__Recorded data__.
----------

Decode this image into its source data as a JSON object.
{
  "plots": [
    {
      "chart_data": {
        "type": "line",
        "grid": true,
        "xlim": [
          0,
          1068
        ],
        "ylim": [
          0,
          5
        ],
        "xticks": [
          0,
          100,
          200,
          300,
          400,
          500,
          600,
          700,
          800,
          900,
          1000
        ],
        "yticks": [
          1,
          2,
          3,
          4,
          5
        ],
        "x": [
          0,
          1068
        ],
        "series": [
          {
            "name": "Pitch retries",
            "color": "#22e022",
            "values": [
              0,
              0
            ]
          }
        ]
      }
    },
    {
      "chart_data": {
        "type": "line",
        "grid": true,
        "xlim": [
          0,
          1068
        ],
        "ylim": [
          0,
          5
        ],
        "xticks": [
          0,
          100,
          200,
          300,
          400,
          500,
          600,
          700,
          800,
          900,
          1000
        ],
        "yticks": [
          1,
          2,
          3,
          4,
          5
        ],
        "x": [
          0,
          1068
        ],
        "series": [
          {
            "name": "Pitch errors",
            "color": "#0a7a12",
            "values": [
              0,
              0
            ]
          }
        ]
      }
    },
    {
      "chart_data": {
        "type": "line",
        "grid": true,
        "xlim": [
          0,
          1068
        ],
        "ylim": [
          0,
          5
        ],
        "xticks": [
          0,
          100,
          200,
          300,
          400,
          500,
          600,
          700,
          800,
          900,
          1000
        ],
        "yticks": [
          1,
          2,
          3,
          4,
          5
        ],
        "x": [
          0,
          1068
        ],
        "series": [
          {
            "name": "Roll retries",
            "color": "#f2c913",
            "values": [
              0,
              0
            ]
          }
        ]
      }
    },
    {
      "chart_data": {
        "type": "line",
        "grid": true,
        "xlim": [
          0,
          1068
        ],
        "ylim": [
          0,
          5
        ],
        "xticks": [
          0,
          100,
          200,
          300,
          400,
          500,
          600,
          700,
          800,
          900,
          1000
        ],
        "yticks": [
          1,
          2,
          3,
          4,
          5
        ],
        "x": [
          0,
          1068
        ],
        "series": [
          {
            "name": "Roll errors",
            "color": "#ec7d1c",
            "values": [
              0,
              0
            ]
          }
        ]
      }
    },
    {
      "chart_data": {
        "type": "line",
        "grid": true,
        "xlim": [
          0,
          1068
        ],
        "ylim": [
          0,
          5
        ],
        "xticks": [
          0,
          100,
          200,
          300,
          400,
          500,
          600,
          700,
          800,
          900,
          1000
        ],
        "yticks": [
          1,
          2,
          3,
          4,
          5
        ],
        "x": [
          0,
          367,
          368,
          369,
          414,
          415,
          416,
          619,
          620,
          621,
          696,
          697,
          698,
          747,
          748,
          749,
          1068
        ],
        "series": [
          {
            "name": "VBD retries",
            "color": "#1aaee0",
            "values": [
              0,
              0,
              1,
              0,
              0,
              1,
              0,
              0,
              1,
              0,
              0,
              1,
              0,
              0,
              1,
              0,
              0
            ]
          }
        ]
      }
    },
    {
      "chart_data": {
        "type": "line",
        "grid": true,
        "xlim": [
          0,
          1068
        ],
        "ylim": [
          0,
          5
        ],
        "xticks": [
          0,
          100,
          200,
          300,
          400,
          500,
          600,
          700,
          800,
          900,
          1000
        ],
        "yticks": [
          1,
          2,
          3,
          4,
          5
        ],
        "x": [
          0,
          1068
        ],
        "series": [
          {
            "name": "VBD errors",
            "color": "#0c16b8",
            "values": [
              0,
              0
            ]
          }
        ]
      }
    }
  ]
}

----------

__Exercise goal__. Each line of the material should be duplicated exactly, please.

__Answer for the task__.
Decode this image into its source data as a JSON object.
{
  "plots": [
    {
      "chart_data": {
        "type": "line",
        "grid": true,
        "xlim": [
          0,
          1068
        ],
        "ylim": [
          0,
          5
        ],
        "xticks": [
          0,
          100,
          200,
          300,
          400,
          500,
          600,
          700,
          800,
          900,
          1000
        ],
        "yticks": [
          1,
          2,
          3,
          4,
          5
        ],
        "x": [
          0,
          1068
        ],
        "series": [
          {
            "name": "Pitch retries",
            "color": "#22e022",
            "values": [
              0,
              0
            ]
          }
        ]
      }
    },
    {
      "chart_data": {
        "type": "line",
        "grid": true,
        "xlim": [
          0,
          1068
        ],
        "ylim": [
          0,
          5
        ],
        "xticks": [
          0,
          100,
          200,
          300,
          400,
          500,
          600,
          700,
          800,
          900,
          1000
        ],
        "yticks": [
          1,
          2,
          3,
          4,
          5
        ],
        "x": [
          0,
          1068
        ],
        "series": [
          {
            "name": "Pitch errors",
            "color": "#0a7a12",
            "values": [
              0,
              0
            ]
          }
        ]
      }
    },
    {
      "chart_data": {
        "type": "line",
        "grid": true,
        "xlim": [
          0,
          1068
        ],
        "ylim": [
          0,
          5
        ],
        "xticks": [
          0,
          100,
          200,
          300,
          400,
          500,
          600,
          700,
          800,
          900,
          1000
        ],
        "yticks": [
          1,
          2,
          3,
          4,
          5
        ],
        "x": [
          0,
          1068
        ],
        "series": [
          {
            "name": "Roll retries",
            "color": "#f2c913",
            "values": [
              0,
              0
            ]
          }
        ]
      }
    },
    {
      "chart_data": {
        "type": "line",
        "grid": true,
        "xlim": [
          0,
          1068
        ],
        "ylim": [
          0,
          5
        ],
        "xticks": [
          0,
          100,
          200,
          300,
          400,
          500,
          600,
          700,
          800,
          900,
          1000
        ],
        "yticks": [
          1,
          2,
          3,
          4,
          5
        ],
        "x": [
          0,
          1068
        ],
        "series": [
          {
            "name": "Roll errors",
            "color": "#ec7d1c",
            "values": [
              0,
              0
            ]
          }
        ]
      }
    },
    {
      "chart_data": {
        "type": "line",
        "grid": true,
        "xlim": [
          0,
          1068
        ],
        "ylim": [
          0,
          5
        ],
        "xticks": [
          0,
          100,
          200,
          300,
          400,
          500,
          600,
          700,
          800,
          900,
          1000
        ],
        "yticks": [
          1,
          2,
          3,
          4,
          5
        ],
        "x": [
          0,
          367,
          368,
          369,
          414,
          415,
          416,
          619,
          620,
          621,
          696,
          697,
          698,
          747,
          748,
          749,
          1068
        ],
        "series": [
          {
            "name": "VBD retries",
            "color": "#1aaee0",
            "values": [
              0,
              0,
              1,
              0,
              0,
              1,
              0,
              0,
              1,
              0,
              0,
              1,
              0,
              0,
              1,
              0,
              0
            ]
          }
        ]
      }
    },
    {
      "chart_data": {
        "type": "line",
        "grid": true,
        "xlim": [
          0,
          1068
        ],
        "ylim": [
          0,
          5
        ],
        "xticks": [
          0,
          100,
          200,
          300,
          400,
          500,
          600,
          700,
          800,
          900,
          1000
        ],
        "yticks": [
          1,
          2,
          3,
          4,
          5
        ],
        "x": [
          0,
          1068
        ],
        "series": [
          {
            "name": "VBD errors",
            "color": "#0c16b8",
            "values": [
              0,
              0
            ]
          }
        ]
      }
    }
  ]
}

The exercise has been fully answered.